>> START

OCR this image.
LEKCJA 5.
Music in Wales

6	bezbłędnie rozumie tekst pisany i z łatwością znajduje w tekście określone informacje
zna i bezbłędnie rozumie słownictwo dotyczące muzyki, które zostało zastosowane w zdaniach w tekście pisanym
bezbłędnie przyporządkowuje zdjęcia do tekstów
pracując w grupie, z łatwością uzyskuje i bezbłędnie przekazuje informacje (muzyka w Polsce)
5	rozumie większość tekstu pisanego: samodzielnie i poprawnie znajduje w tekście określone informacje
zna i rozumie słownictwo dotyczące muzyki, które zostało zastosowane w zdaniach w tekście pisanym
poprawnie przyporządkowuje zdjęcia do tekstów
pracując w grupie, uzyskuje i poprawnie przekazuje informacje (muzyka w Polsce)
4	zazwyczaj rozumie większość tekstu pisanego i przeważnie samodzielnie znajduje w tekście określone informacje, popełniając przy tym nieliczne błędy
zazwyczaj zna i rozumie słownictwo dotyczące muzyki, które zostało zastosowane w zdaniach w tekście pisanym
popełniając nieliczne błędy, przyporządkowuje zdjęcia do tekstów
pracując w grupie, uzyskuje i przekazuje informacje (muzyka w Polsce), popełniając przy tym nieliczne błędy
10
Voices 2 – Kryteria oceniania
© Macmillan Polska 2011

>> END
>> START

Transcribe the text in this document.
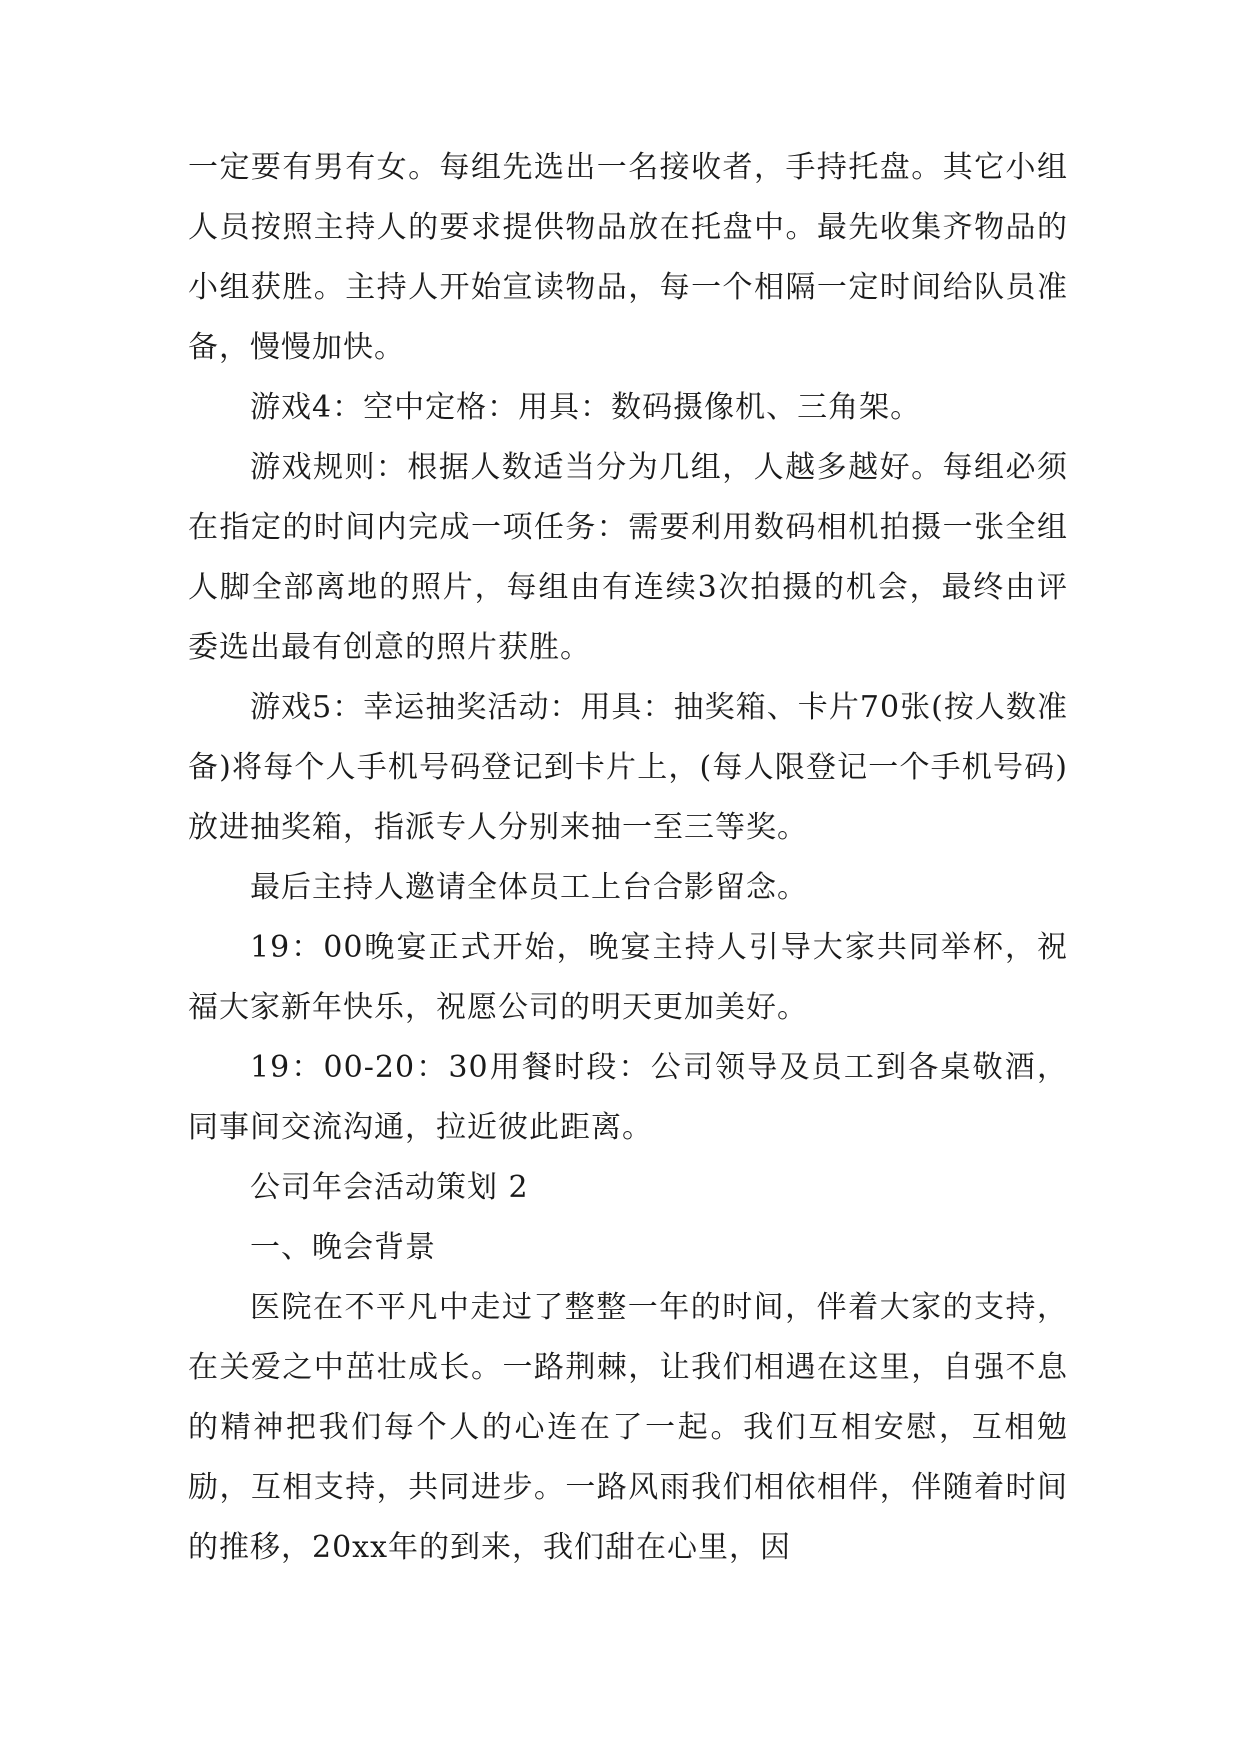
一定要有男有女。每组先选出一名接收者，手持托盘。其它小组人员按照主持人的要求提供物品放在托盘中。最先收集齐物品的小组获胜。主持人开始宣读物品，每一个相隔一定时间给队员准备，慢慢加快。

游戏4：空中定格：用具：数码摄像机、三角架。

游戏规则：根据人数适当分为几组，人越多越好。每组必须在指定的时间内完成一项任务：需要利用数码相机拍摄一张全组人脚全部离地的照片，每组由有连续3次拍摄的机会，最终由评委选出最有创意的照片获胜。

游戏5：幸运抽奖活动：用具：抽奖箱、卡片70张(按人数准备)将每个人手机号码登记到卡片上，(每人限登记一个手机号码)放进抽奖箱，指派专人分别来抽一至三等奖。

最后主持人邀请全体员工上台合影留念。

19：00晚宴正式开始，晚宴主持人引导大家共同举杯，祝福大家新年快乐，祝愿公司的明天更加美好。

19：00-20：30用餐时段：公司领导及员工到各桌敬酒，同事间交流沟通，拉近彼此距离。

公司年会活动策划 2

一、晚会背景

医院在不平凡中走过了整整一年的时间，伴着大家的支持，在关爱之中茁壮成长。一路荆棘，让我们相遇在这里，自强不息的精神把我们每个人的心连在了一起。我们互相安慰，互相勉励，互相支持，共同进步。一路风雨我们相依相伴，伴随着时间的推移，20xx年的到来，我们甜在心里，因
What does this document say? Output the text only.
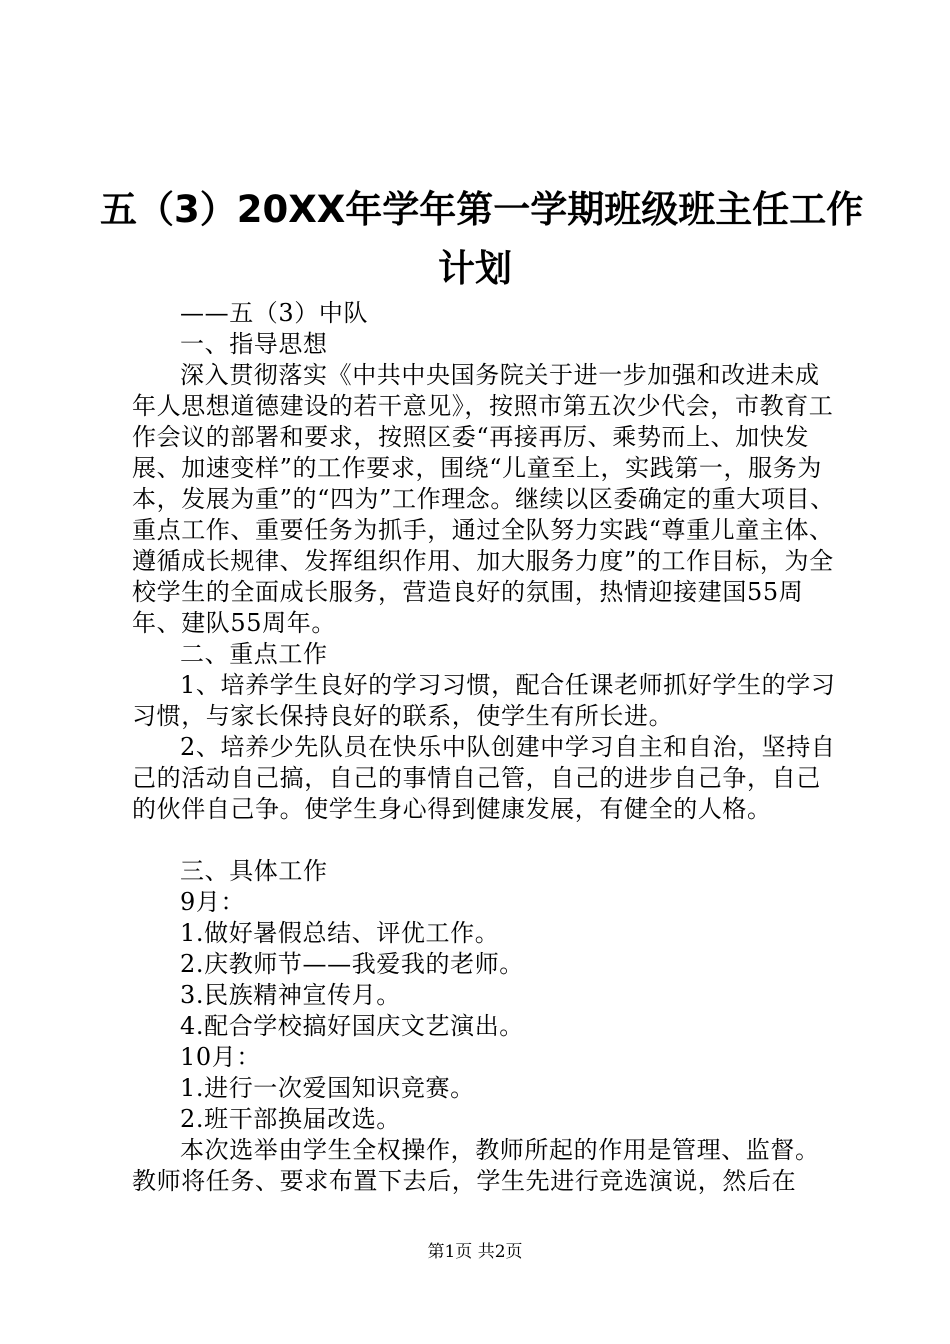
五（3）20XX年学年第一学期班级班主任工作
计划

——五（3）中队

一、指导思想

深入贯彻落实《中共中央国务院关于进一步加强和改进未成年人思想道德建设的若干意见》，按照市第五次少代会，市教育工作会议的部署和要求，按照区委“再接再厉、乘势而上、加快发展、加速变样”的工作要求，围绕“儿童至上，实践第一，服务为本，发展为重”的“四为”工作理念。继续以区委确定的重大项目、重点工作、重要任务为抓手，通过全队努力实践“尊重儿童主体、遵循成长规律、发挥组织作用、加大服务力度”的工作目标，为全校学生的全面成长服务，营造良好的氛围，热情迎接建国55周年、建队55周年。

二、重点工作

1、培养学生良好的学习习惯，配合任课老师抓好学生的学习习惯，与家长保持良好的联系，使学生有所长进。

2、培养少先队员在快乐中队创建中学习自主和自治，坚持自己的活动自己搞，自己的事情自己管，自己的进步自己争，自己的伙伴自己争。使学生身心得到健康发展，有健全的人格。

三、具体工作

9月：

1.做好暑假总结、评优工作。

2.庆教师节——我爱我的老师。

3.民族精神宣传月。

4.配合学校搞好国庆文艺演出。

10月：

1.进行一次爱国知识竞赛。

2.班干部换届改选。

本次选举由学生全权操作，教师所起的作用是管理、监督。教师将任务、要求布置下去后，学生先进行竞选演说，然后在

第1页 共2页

>> END

* [Exercise description]
Single out each line of the records above with the string "nieliczne" in it, and copy it.

* [The output]
4	zazwyczaj rozumie większość tekstu pisanego i przeważnie samodzielnie znajduje w tekście określone informacje, popełniając przy tym nieliczne błędy
popełniając nieliczne błędy, przyporządkowuje zdjęcia do tekstów
pracując w grupie, uzyskuje i przekazuje informacje (muzyka w Polsce), popełniając przy tym nieliczne błędy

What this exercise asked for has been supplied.